◆ Description of the task
Write out every record in full, exactly as written, please.

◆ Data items
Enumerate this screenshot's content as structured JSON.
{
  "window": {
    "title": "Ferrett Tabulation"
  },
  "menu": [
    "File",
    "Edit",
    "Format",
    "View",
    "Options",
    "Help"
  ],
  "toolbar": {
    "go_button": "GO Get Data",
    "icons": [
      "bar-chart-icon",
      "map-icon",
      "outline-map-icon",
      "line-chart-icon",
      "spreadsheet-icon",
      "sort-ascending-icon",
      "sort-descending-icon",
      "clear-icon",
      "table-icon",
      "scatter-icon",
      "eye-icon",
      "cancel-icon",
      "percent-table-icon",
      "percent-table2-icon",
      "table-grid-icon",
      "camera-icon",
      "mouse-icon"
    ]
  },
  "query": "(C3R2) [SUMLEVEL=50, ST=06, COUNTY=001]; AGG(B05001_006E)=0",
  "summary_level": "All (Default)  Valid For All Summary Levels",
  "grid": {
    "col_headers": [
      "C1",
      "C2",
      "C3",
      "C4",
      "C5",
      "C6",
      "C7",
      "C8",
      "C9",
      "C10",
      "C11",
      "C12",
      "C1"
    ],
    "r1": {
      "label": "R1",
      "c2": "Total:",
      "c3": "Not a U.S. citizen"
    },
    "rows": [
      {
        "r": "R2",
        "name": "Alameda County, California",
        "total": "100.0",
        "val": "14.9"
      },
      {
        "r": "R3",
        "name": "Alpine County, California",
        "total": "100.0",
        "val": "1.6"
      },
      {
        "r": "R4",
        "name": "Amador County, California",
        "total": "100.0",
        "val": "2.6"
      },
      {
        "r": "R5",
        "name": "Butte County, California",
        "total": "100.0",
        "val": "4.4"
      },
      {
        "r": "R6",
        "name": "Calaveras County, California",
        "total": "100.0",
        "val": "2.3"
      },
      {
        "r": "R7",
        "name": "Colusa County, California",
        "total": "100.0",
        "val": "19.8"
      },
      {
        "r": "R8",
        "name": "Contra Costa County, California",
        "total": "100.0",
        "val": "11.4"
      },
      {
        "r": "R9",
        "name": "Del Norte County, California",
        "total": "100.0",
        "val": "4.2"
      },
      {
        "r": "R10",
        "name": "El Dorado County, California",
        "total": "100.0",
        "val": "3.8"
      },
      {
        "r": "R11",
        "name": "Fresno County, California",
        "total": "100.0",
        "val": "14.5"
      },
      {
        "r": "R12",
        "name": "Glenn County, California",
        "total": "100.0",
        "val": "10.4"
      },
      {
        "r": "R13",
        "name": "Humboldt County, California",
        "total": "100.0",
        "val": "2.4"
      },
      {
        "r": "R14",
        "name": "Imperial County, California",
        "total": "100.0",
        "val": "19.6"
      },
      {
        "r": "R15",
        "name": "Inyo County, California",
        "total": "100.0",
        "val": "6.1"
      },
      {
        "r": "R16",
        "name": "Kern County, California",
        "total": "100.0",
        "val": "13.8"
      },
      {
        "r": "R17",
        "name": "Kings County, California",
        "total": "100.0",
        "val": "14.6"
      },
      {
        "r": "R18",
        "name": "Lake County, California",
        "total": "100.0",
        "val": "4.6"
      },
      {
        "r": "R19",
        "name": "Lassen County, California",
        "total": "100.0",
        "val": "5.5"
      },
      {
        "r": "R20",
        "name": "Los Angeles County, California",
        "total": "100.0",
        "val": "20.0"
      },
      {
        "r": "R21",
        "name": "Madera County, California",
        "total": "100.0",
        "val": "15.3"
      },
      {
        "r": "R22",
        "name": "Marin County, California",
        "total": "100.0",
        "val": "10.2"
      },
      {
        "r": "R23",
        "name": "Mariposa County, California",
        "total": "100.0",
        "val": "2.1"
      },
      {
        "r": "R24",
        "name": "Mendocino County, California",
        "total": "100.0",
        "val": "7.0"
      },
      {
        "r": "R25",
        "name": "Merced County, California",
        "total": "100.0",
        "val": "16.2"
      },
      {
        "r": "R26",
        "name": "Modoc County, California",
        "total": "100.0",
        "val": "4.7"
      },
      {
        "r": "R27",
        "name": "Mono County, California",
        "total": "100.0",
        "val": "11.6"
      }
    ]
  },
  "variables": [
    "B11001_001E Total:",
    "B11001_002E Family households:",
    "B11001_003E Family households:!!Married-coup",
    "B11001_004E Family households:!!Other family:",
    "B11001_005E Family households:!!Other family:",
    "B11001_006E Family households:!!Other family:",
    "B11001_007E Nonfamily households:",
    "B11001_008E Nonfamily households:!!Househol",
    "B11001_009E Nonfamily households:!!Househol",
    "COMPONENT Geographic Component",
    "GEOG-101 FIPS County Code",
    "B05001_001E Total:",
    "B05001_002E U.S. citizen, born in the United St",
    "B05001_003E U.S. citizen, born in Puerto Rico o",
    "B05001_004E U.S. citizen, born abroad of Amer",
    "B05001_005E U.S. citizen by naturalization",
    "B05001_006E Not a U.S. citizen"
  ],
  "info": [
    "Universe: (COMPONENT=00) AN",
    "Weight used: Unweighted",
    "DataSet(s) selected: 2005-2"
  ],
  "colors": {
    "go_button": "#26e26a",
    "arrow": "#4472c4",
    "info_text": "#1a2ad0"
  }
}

◆ Answer for this exercise
Enumerate this screenshot's content as structured JSON.
{
  "window": {
    "title": "Ferrett Tabulation"
  },
  "menu": [
    "File",
    "Edit",
    "Format",
    "View",
    "Options",
    "Help"
  ],
  "toolbar": {
    "go_button": "GO Get Data",
    "icons": [
      "bar-chart-icon",
      "map-icon",
      "outline-map-icon",
      "line-chart-icon",
      "spreadsheet-icon",
      "sort-ascending-icon",
      "sort-descending-icon",
      "clear-icon",
      "table-icon",
      "scatter-icon",
      "eye-icon",
      "cancel-icon",
      "percent-table-icon",
      "percent-table2-icon",
      "table-grid-icon",
      "camera-icon",
      "mouse-icon"
    ]
  },
  "query": "(C3R2) [SUMLEVEL=50, ST=06, COUNTY=001]; AGG(B05001_006E)=0",
  "summary_level": "All (Default)  Valid For All Summary Levels",
  "grid": {
    "col_headers": [
      "C1",
      "C2",
      "C3",
      "C4",
      "C5",
      "C6",
      "C7",
      "C8",
      "C9",
      "C10",
      "C11",
      "C12",
      "C1"
    ],
    "r1": {
      "label": "R1",
      "c2": "Total:",
      "c3": "Not a U.S. citizen"
    },
    "rows": [
      {
        "r": "R2",
        "name": "Alameda County, California",
        "total": "100.0",
        "val": "14.9"
      },
      {
        "r": "R3",
        "name": "Alpine County, California",
        "total": "100.0",
        "val": "1.6"
      },
      {
        "r": "R4",
        "name": "Amador County, California",
        "total": "100.0",
        "val": "2.6"
      },
      {
        "r": "R5",
        "name": "Butte County, California",
        "total": "100.0",
        "val": "4.4"
      },
      {
        "r": "R6",
        "name": "Calaveras County, California",
        "total": "100.0",
        "val": "2.3"
      },
      {
        "r": "R7",
        "name": "Colusa County, California",
        "total": "100.0",
        "val": "19.8"
      },
      {
        "r": "R8",
        "name": "Contra Costa County, California",
        "total": "100.0",
        "val": "11.4"
      },
      {
        "r": "R9",
        "name": "Del Norte County, California",
        "total": "100.0",
        "val": "4.2"
      },
      {
        "r": "R10",
        "name": "El Dorado County, California",
        "total": "100.0",
        "val": "3.8"
      },
      {
        "r": "R11",
        "name": "Fresno County, California",
        "total": "100.0",
        "val": "14.5"
      },
      {
        "r": "R12",
        "name": "Glenn County, California",
        "total": "100.0",
        "val": "10.4"
      },
      {
        "r": "R13",
        "name": "Humboldt County, California",
        "total": "100.0",
        "val": "2.4"
      },
      {
        "r": "R14",
        "name": "Imperial County, California",
        "total": "100.0",
        "val": "19.6"
      },
      {
        "r": "R15",
        "name": "Inyo County, California",
        "total": "100.0",
        "val": "6.1"
      },
      {
        "r": "R16",
        "name": "Kern County, California",
        "total": "100.0",
        "val": "13.8"
      },
      {
        "r": "R17",
        "name": "Kings County, California",
        "total": "100.0",
        "val": "14.6"
      },
      {
        "r": "R18",
        "name": "Lake County, California",
        "total": "100.0",
        "val": "4.6"
      },
      {
        "r": "R19",
        "name": "Lassen County, California",
        "total": "100.0",
        "val": "5.5"
      },
      {
        "r": "R20",
        "name": "Los Angeles County, California",
        "total": "100.0",
        "val": "20.0"
      },
      {
        "r": "R21",
        "name": "Madera County, California",
        "total": "100.0",
        "val": "15.3"
      },
      {
        "r": "R22",
        "name": "Marin County, California",
        "total": "100.0",
        "val": "10.2"
      },
      {
        "r": "R23",
        "name": "Mariposa County, California",
        "total": "100.0",
        "val": "2.1"
      },
      {
        "r": "R24",
        "name": "Mendocino County, California",
        "total": "100.0",
        "val": "7.0"
      },
      {
        "r": "R25",
        "name": "Merced County, California",
        "total": "100.0",
        "val": "16.2"
      },
      {
        "r": "R26",
        "name": "Modoc County, California",
        "total": "100.0",
        "val": "4.7"
      },
      {
        "r": "R27",
        "name": "Mono County, California",
        "total": "100.0",
        "val": "11.6"
      }
    ]
  },
  "variables": [
    "B11001_001E Total:",
    "B11001_002E Family households:",
    "B11001_003E Family households:!!Married-coup",
    "B11001_004E Family households:!!Other family:",
    "B11001_005E Family households:!!Other family:",
    "B11001_006E Family households:!!Other family:",
    "B11001_007E Nonfamily households:",
    "B11001_008E Nonfamily households:!!Househol",
    "B11001_009E Nonfamily households:!!Househol",
    "COMPONENT Geographic Component",
    "GEOG-101 FIPS County Code",
    "B05001_001E Total:",
    "B05001_002E U.S. citizen, born in the United St",
    "B05001_003E U.S. citizen, born in Puerto Rico o",
    "B05001_004E U.S. citizen, born abroad of Amer",
    "B05001_005E U.S. citizen by naturalization",
    "B05001_006E Not a U.S. citizen"
  ],
  "info": [
    "Universe: (COMPONENT=00) AN",
    "Weight used: Unweighted",
    "DataSet(s) selected: 2005-2"
  ],
  "colors": {
    "go_button": "#26e26a",
    "arrow": "#4472c4",
    "info_text": "#1a2ad0"
  }
}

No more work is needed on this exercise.